▶ _ENUNCIATO DEL PROBLEMA_:
Trascriva fedelmente la porzione del brano su Andrew Watt che va da "Mettiamola così: questo" a "canzoni di Ten.".

▶ _BRANO SELEZIONATO_:
::::

Mettiamola così: questo è un album prodotto da un tizio che ogni maledetto giorno si presentava in studio con una diversa t-shirt dei Pearl Jam. Ora, c’è chi arriva a dire che è di dubbio gusto persino indossare la maglietta della tua band preferita quando vai a vederla dal vivo. Di sicuro per un musicista entrare in studio e vedere il produttore che porta sul petto il logo del tuo gruppo o peggio ancora il tuo viso dev’essere ridicolo, se non imbarazzante. Ma Andrew Watt è così. Sta realizzando il sogno di mettere le mani sulle band che ha amato e farle ascoltare a chi all’epoca manco era nato – lui lo era ma di poco, essendo venuto alla luce nei giorni in cui i Pearl Jam scrivevano le canzoni di Ten.

::::

▶ _SEZIONE DATI_:
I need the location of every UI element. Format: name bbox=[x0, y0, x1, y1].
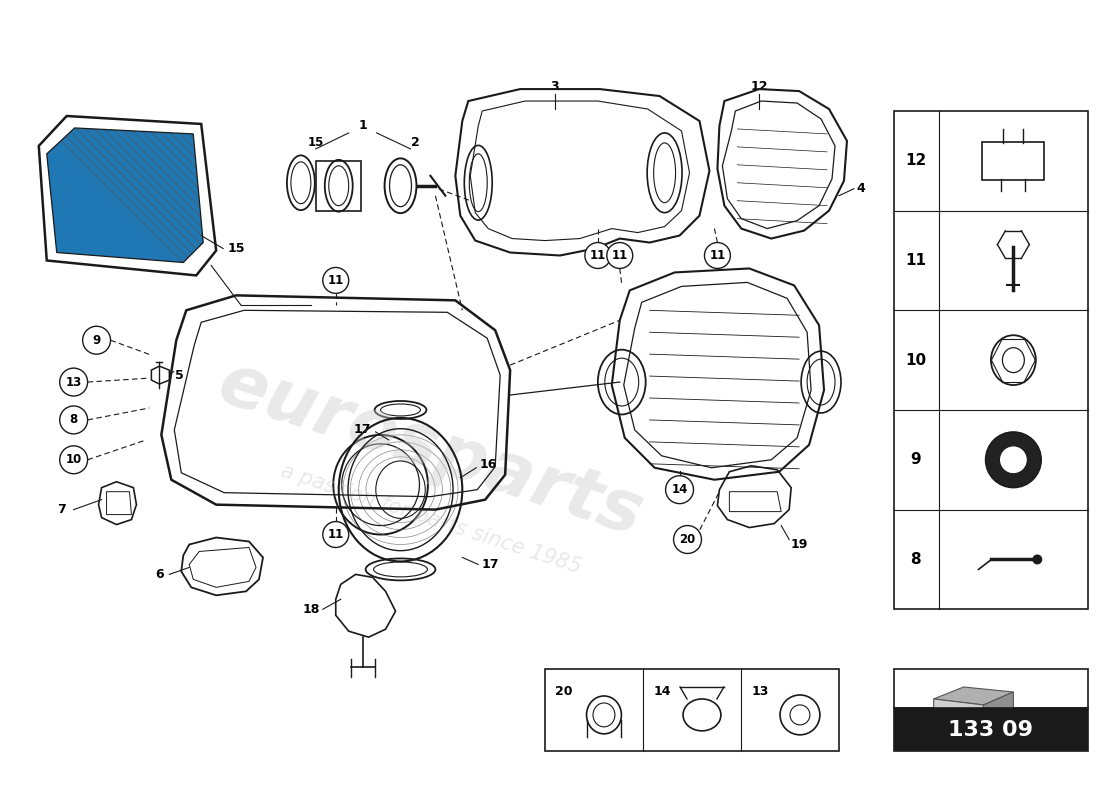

::::

▶ _RISPOSTA COMPLETA_:
Mettiamola così: questo è un album prodotto da un tizio che ogni maledetto giorno si presentava in studio con una diversa t-shirt dei Pearl Jam. Ora, c’è chi arriva a dire che è di dubbio gusto persino indossare la maglietta della tua band preferita quando vai a vederla dal vivo. Di sicuro per un musicista entrare in studio e vedere il produttore che porta sul petto il logo del tuo gruppo o peggio ancora il tuo viso dev’essere ridicolo, se non imbarazzante. Ma Andrew Watt è così. Sta realizzando il sogno di mettere le mani sulle band che ha amato e farle ascoltare a chi all’epoca manco era nato – lui lo era ma di poco, essendo venuto alla luce nei giorni in cui i Pearl Jam scrivevano le canzoni di Ten.